Do this:
The records below must be retyped exactly.
--- BEGIN Extracted records ---
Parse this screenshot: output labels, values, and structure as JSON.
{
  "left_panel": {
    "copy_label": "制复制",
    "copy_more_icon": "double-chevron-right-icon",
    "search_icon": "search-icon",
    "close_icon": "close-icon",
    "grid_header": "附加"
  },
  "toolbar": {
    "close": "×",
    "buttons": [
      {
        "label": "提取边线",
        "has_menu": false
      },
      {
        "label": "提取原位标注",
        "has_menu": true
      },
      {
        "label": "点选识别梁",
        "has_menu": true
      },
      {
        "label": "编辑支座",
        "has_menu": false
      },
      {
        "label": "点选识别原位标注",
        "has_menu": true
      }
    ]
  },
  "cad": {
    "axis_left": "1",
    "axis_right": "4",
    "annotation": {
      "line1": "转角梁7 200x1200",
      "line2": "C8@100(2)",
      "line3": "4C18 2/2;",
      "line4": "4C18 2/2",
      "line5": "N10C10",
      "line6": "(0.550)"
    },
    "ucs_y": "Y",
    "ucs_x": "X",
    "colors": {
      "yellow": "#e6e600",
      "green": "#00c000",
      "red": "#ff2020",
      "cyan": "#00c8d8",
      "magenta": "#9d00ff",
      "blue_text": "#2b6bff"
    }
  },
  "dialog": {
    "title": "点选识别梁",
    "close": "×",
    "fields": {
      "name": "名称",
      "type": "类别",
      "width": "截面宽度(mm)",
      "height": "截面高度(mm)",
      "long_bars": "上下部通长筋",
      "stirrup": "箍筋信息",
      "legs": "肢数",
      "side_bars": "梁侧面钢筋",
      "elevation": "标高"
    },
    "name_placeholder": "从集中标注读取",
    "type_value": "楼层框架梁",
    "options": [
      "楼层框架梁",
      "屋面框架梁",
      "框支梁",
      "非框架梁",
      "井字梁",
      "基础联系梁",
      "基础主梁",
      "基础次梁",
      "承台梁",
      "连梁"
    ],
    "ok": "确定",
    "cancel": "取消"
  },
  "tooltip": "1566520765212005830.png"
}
--- END Extracted records ---
Task result:
Parse this screenshot: output labels, values, and structure as JSON.
{
  "left_panel": {
    "copy_label": "制复制",
    "copy_more_icon": "double-chevron-right-icon",
    "search_icon": "search-icon",
    "close_icon": "close-icon",
    "grid_header": "附加"
  },
  "toolbar": {
    "close": "×",
    "buttons": [
      {
        "label": "提取边线",
        "has_menu": false
      },
      {
        "label": "提取原位标注",
        "has_menu": true
      },
      {
        "label": "点选识别梁",
        "has_menu": true
      },
      {
        "label": "编辑支座",
        "has_menu": false
      },
      {
        "label": "点选识别原位标注",
        "has_menu": true
      }
    ]
  },
  "cad": {
    "axis_left": "1",
    "axis_right": "4",
    "annotation": {
      "line1": "转角梁7 200x1200",
      "line2": "C8@100(2)",
      "line3": "4C18 2/2;",
      "line4": "4C18 2/2",
      "line5": "N10C10",
      "line6": "(0.550)"
    },
    "ucs_y": "Y",
    "ucs_x": "X",
    "colors": {
      "yellow": "#e6e600",
      "green": "#00c000",
      "red": "#ff2020",
      "cyan": "#00c8d8",
      "magenta": "#9d00ff",
      "blue_text": "#2b6bff"
    }
  },
  "dialog": {
    "title": "点选识别梁",
    "close": "×",
    "fields": {
      "name": "名称",
      "type": "类别",
      "width": "截面宽度(mm)",
      "height": "截面高度(mm)",
      "long_bars": "上下部通长筋",
      "stirrup": "箍筋信息",
      "legs": "肢数",
      "side_bars": "梁侧面钢筋",
      "elevation": "标高"
    },
    "name_placeholder": "从集中标注读取",
    "type_value": "楼层框架梁",
    "options": [
      "楼层框架梁",
      "屋面框架梁",
      "框支梁",
      "非框架梁",
      "井字梁",
      "基础联系梁",
      "基础主梁",
      "基础次梁",
      "承台梁",
      "连梁"
    ],
    "ok": "确定",
    "cancel": "取消"
  },
  "tooltip": "1566520765212005830.png"
}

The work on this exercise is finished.